Written problem - Which lines below hold the word "NIVEL"? Copy all of them.
*** Data extract
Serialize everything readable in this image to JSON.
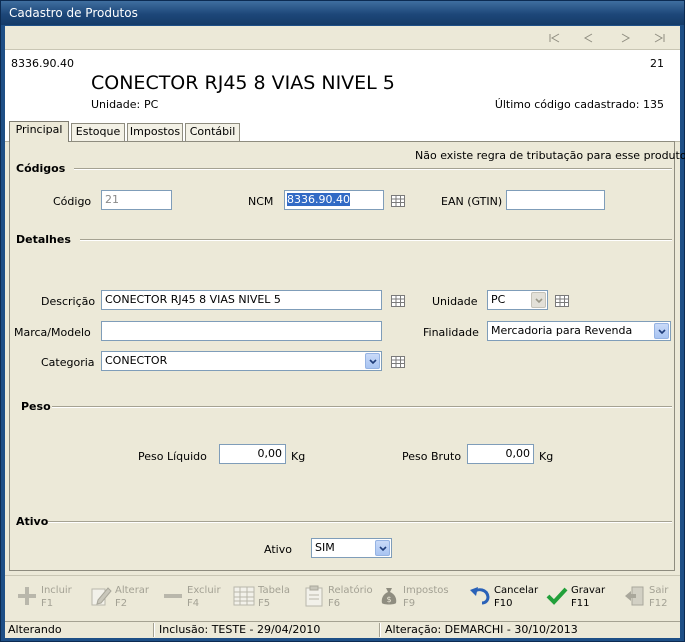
{
  "window": {
    "title": "Cadastro de Produtos"
  },
  "header": {
    "ncm_code": "8336.90.40",
    "product_id": "21",
    "product_name": "CONECTOR RJ45 8 VIAS NIVEL 5",
    "unit_label": "Unidade:",
    "unit_value": "PC",
    "last_code_text": "Último código cadastrado: 135"
  },
  "tabs": [
    {
      "label": "Principal",
      "active": true
    },
    {
      "label": "Estoque",
      "active": false
    },
    {
      "label": "Impostos",
      "active": false
    },
    {
      "label": "Contábil",
      "active": false
    }
  ],
  "form": {
    "tax_notice": "Não existe regra de tributação para esse produto",
    "sections": {
      "codigos": "Códigos",
      "detalhes": "Detalhes",
      "peso": "Peso",
      "ativo": "Ativo"
    },
    "codigo": {
      "label": "Código",
      "value": "21"
    },
    "ncm": {
      "label": "NCM",
      "value": "8336.90.40"
    },
    "ean": {
      "label": "EAN (GTIN)",
      "value": ""
    },
    "descricao": {
      "label": "Descrição",
      "value": "CONECTOR RJ45 8 VIAS NIVEL 5"
    },
    "unidade": {
      "label": "Unidade",
      "value": "PC"
    },
    "marca": {
      "label": "Marca/Modelo",
      "value": ""
    },
    "finalidade": {
      "label": "Finalidade",
      "value": "Mercadoria para Revenda"
    },
    "categoria": {
      "label": "Categoria",
      "value": "CONECTOR"
    },
    "peso_liquido": {
      "label": "Peso Líquido",
      "value": "0,00",
      "unit": "Kg"
    },
    "peso_bruto": {
      "label": "Peso Bruto",
      "value": "0,00",
      "unit": "Kg"
    },
    "ativo": {
      "label": "Ativo",
      "value": "SIM"
    }
  },
  "toolbar": {
    "incluir": {
      "label": "Incluir",
      "key": "F1",
      "enabled": false
    },
    "alterar": {
      "label": "Alterar",
      "key": "F2",
      "enabled": false
    },
    "excluir": {
      "label": "Excluir",
      "key": "F4",
      "enabled": false
    },
    "tabela": {
      "label": "Tabela",
      "key": "F5",
      "enabled": false
    },
    "relatorio": {
      "label": "Relatório",
      "key": "F6",
      "enabled": false
    },
    "impostos": {
      "label": "Impostos",
      "key": "F9",
      "enabled": false
    },
    "cancelar": {
      "label": "Cancelar",
      "key": "F10",
      "enabled": true
    },
    "gravar": {
      "label": "Gravar",
      "key": "F11",
      "enabled": true
    },
    "sair": {
      "label": "Sair",
      "key": "F12",
      "enabled": false
    }
  },
  "status": {
    "mode": "Alterando",
    "inclusao": "Inclusão: TESTE - 29/04/2010",
    "alteracao": "Alteração: DEMARCHI - 30/10/2013"
  },
  "colors": {
    "title_bar": "#1d4779",
    "accent_blue": "#316ac5",
    "disabled_text": "#a3a194",
    "panel_bg": "#ece9d8"
  }
}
******
Problem solution -
    "product_name": "CONECTOR RJ45 8 VIAS NIVEL 5",
      "value": "CONECTOR RJ45 8 VIAS NIVEL 5"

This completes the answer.